Check each line of the records below and collect those holding "Letter".

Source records
-.-.-
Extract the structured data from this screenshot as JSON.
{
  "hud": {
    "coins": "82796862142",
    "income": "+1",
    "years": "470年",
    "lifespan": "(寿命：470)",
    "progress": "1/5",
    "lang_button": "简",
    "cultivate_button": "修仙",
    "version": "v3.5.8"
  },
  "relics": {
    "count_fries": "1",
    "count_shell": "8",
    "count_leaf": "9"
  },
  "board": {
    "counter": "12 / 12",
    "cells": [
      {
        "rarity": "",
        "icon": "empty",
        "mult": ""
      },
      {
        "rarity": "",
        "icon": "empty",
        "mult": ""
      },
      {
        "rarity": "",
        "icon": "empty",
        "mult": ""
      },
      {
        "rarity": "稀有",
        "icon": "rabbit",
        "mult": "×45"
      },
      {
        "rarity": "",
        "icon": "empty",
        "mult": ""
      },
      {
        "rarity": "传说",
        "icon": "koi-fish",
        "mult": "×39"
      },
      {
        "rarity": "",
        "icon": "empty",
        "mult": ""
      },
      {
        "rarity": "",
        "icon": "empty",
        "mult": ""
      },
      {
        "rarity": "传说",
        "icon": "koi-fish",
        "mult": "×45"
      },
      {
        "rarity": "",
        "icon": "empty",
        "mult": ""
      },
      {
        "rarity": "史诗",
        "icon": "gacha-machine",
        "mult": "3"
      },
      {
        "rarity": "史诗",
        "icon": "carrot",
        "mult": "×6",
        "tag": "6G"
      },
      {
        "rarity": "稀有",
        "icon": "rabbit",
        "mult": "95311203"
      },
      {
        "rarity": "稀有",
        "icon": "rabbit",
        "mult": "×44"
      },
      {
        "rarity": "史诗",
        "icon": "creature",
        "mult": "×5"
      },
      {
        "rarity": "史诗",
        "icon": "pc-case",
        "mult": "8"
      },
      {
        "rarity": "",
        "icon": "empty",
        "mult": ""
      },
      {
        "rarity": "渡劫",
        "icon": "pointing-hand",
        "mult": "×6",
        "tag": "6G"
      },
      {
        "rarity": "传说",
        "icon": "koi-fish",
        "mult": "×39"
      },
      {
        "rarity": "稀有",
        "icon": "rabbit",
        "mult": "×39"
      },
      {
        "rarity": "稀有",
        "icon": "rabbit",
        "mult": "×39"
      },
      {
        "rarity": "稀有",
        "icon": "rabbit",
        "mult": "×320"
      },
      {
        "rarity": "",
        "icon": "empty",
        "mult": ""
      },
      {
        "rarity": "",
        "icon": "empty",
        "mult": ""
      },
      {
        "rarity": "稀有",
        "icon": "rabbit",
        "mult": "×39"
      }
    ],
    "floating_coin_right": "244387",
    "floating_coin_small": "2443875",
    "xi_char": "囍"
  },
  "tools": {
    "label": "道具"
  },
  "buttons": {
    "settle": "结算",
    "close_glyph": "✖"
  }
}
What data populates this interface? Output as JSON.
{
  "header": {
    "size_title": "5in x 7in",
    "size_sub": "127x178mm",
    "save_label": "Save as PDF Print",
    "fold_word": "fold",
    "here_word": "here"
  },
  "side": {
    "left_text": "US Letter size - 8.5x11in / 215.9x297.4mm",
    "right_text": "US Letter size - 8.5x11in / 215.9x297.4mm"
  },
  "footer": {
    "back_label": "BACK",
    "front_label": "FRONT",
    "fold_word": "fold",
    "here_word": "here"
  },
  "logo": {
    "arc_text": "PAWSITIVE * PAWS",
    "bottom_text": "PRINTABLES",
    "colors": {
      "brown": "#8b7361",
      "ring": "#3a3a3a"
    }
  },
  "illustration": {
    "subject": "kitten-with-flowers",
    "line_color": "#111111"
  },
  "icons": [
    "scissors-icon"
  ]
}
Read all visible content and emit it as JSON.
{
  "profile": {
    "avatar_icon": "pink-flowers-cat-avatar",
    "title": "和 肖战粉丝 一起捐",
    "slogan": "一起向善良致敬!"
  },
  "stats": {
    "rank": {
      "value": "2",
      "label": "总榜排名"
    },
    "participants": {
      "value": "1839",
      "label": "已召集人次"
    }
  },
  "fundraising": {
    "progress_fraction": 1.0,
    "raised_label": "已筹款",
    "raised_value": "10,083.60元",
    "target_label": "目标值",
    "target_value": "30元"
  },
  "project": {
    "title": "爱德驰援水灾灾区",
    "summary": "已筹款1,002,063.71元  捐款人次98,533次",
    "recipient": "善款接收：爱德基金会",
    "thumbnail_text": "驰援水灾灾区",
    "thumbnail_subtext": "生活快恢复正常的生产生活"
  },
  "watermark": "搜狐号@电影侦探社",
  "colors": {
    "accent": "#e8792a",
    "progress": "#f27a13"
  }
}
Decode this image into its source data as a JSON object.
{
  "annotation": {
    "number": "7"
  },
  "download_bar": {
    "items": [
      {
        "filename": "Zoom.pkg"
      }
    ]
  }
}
-.-.-
Answer to the task:
    "left_text": "US Letter size - 8.5x11in / 215.9x297.4mm",
    "right_text": "US Letter size - 8.5x11in / 215.9x297.4mm"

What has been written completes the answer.